+++ EXERCISE MATERIALS +++

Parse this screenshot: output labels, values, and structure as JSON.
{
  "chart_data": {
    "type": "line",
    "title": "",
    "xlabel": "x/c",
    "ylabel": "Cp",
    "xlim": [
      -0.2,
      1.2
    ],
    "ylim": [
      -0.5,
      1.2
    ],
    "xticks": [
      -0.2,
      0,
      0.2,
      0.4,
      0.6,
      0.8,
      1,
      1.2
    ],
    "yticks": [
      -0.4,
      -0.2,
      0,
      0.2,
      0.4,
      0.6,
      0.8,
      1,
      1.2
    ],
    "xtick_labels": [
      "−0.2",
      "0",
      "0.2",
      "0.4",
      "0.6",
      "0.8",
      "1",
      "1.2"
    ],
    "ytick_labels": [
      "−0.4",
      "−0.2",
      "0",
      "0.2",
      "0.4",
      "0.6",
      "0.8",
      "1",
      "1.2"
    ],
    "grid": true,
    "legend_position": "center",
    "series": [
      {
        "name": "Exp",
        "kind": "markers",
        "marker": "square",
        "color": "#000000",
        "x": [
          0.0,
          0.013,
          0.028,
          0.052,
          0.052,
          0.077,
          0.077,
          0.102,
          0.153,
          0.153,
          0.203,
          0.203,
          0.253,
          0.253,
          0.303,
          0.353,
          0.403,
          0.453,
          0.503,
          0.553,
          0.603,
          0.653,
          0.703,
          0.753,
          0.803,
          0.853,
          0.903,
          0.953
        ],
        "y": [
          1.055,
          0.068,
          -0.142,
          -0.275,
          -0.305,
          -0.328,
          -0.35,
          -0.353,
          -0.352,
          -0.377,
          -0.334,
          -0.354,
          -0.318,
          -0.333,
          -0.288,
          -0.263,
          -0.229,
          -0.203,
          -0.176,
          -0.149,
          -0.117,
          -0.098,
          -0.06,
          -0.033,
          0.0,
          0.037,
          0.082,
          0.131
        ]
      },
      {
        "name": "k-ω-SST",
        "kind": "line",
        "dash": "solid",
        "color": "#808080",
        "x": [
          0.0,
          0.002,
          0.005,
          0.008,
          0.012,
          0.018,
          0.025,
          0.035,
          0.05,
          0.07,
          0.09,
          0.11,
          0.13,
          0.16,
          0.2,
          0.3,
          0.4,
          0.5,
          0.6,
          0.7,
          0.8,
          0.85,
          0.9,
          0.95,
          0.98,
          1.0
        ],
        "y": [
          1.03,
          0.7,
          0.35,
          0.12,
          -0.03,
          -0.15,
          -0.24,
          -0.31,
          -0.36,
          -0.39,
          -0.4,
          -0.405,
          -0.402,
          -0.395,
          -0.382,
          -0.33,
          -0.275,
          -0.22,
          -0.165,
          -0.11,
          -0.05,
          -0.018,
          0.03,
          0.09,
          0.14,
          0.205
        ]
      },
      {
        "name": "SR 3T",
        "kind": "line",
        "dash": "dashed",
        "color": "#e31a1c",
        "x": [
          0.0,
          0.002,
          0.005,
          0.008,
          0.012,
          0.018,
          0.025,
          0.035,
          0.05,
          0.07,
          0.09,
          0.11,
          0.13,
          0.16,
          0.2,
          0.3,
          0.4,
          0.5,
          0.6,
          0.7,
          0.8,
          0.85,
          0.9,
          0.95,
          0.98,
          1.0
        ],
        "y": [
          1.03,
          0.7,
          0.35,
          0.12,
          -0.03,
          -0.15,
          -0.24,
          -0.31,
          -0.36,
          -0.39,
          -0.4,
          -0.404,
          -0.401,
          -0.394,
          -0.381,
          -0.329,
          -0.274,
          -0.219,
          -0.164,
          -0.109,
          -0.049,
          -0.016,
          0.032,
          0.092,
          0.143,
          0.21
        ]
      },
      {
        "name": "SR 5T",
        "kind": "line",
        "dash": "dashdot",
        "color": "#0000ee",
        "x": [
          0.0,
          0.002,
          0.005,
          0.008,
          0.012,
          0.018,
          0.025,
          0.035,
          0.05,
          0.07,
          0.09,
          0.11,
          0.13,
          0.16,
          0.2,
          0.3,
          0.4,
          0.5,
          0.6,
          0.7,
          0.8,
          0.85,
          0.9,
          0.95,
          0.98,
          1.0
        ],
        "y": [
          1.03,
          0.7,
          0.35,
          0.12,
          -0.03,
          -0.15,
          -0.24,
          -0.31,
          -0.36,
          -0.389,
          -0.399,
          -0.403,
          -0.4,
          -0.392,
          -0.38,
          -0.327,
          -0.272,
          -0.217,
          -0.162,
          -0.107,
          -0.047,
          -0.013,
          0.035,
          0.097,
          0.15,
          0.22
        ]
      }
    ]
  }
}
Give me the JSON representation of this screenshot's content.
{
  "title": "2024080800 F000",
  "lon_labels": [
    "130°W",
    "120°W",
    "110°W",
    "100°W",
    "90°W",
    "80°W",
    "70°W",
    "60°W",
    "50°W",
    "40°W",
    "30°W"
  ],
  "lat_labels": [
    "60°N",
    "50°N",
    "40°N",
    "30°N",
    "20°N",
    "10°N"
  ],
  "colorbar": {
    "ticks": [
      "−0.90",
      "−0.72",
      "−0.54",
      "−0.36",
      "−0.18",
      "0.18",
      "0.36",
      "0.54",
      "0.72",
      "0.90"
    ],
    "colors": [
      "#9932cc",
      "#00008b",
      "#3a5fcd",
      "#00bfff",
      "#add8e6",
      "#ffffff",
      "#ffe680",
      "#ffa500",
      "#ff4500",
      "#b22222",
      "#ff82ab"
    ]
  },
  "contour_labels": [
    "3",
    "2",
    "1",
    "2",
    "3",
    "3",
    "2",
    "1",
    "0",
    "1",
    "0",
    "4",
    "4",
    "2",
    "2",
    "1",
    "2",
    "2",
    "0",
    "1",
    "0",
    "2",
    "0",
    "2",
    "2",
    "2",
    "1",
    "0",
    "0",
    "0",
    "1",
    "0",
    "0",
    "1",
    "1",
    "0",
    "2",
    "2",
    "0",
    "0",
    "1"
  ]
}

+++

> PROBLEM STATEMENT
Out of the material above, gather each line where "name" appears.

> FULL RESPONSE
        "name": "Exp",
        "name": "k-ω-SST",
        "name": "SR 3T",
        "name": "SR 5T",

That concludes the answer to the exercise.